(MATERIAL)
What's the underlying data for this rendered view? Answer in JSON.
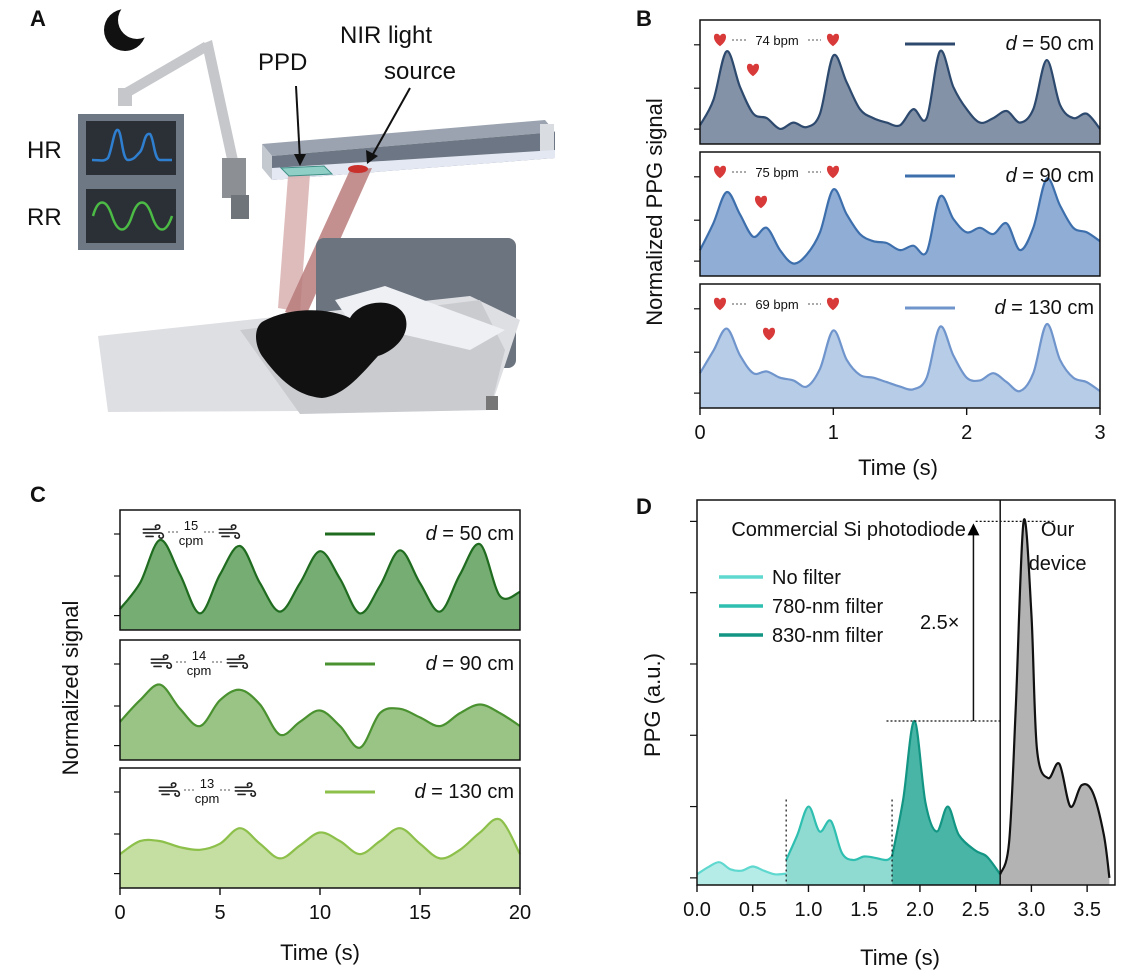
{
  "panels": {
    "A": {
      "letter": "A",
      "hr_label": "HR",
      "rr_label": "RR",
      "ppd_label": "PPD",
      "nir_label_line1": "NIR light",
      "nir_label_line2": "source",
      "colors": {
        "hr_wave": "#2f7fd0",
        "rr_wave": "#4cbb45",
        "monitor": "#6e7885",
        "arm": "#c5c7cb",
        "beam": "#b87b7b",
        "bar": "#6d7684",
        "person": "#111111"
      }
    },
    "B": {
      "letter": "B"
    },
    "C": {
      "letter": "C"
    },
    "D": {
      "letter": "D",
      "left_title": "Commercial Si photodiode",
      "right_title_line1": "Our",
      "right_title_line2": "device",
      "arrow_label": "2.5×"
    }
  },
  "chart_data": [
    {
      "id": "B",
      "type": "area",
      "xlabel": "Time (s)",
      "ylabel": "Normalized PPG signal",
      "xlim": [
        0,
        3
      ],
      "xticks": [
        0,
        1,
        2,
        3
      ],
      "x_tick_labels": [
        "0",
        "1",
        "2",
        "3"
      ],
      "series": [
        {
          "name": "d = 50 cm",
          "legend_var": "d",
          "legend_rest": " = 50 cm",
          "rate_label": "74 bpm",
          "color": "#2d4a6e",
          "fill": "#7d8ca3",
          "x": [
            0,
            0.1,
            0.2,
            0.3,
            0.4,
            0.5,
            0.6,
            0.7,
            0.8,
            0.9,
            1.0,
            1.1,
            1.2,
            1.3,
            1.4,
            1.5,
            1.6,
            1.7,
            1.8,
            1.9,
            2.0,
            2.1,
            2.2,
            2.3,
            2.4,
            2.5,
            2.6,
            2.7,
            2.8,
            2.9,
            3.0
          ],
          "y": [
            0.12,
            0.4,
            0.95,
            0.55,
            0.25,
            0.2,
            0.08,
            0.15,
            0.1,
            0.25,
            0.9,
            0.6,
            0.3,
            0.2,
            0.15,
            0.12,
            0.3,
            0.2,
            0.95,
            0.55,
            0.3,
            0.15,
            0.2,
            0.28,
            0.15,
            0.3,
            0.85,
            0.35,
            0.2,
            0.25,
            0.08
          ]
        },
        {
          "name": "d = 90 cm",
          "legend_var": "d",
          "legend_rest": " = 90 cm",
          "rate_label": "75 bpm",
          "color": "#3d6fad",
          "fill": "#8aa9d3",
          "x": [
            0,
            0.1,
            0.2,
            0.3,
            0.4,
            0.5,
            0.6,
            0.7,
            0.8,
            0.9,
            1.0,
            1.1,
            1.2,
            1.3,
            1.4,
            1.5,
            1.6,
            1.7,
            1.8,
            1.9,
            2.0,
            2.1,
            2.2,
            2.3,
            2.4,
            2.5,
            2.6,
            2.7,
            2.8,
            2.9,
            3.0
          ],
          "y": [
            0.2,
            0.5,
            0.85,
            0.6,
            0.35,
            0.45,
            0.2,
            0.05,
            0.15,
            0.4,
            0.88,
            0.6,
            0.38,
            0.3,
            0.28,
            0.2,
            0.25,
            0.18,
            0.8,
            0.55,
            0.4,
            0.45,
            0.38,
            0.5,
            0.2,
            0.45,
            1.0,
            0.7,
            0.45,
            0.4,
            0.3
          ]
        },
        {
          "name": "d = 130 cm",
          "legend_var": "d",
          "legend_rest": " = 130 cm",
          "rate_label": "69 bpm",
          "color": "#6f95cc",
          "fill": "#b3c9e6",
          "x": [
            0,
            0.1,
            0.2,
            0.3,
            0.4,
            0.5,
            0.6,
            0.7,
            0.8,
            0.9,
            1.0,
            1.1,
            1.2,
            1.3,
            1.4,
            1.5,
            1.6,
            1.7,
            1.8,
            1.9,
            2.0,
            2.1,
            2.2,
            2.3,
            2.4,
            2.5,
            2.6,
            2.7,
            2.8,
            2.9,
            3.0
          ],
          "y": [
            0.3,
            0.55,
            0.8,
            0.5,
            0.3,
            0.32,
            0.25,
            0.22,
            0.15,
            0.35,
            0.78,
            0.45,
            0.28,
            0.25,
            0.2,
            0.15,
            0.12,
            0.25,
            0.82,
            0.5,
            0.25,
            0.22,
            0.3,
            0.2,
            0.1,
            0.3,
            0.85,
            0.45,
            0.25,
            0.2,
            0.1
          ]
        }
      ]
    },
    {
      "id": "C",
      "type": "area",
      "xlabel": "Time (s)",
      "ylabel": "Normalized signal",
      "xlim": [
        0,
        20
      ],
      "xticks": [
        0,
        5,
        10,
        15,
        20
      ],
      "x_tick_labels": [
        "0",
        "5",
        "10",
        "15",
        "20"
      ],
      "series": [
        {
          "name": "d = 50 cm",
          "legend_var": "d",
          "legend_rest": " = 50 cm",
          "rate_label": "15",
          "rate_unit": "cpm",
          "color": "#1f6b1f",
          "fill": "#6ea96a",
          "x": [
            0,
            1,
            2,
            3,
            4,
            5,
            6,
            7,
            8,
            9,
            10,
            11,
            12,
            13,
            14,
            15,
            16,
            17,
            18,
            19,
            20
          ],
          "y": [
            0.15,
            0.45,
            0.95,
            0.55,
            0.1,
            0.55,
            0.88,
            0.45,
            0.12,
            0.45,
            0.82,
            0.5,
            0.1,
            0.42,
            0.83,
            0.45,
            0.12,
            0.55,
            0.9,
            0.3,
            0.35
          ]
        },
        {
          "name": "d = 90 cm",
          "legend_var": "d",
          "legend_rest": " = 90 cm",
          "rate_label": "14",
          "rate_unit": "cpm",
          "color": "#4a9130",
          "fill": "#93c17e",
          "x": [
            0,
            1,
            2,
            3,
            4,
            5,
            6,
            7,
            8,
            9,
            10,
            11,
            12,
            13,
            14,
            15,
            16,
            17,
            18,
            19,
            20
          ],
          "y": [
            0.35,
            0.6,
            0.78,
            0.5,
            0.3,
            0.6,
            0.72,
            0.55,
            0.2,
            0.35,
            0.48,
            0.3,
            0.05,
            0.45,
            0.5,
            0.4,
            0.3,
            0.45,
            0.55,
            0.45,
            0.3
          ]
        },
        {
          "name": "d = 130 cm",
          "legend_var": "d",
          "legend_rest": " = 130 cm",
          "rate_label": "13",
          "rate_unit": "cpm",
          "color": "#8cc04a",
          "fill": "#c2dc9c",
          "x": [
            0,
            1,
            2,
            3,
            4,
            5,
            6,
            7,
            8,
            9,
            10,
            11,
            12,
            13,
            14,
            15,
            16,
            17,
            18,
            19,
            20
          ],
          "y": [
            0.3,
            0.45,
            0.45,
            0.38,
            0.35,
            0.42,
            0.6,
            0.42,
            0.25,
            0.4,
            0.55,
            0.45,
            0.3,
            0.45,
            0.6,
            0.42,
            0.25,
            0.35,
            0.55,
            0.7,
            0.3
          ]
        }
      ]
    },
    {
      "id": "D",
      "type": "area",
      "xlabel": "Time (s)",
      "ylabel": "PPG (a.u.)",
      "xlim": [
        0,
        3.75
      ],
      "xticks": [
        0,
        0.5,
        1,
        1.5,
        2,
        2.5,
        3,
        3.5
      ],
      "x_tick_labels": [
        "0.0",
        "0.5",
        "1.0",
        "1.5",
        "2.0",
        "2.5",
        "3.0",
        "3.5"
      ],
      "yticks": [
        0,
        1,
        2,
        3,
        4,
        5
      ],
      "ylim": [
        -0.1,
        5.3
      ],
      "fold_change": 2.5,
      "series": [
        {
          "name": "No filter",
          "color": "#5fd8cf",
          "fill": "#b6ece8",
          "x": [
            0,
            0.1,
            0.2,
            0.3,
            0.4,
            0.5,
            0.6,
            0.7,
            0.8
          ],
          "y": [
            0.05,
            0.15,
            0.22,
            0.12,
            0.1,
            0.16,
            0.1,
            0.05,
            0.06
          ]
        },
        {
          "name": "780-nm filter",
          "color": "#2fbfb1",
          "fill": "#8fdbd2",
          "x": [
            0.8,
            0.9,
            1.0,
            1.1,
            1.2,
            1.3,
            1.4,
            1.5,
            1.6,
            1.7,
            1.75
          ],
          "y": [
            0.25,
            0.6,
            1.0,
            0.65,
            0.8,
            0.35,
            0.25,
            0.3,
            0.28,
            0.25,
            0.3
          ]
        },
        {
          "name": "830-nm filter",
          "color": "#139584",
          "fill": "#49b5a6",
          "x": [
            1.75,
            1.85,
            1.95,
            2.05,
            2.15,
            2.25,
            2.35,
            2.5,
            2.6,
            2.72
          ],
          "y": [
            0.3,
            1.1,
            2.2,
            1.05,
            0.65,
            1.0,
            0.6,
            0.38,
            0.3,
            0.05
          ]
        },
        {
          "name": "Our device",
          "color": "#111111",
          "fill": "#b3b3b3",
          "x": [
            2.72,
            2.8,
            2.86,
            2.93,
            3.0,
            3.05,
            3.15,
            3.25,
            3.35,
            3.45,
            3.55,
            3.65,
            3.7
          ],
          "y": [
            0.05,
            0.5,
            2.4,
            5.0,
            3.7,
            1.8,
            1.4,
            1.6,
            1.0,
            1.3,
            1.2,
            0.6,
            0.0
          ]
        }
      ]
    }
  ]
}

(STATED TASK)
From the data above, copy each line that has the string "fill".

(OUTPUT BELOW)
          "fill": "#7d8ca3",
          "fill": "#8aa9d3",
          "fill": "#b3c9e6",
          "fill": "#6ea96a",
          "fill": "#93c17e",
          "fill": "#c2dc9c",
          "fill": "#b6ece8",
          "fill": "#8fdbd2",
          "fill": "#49b5a6",
          "fill": "#b3b3b3",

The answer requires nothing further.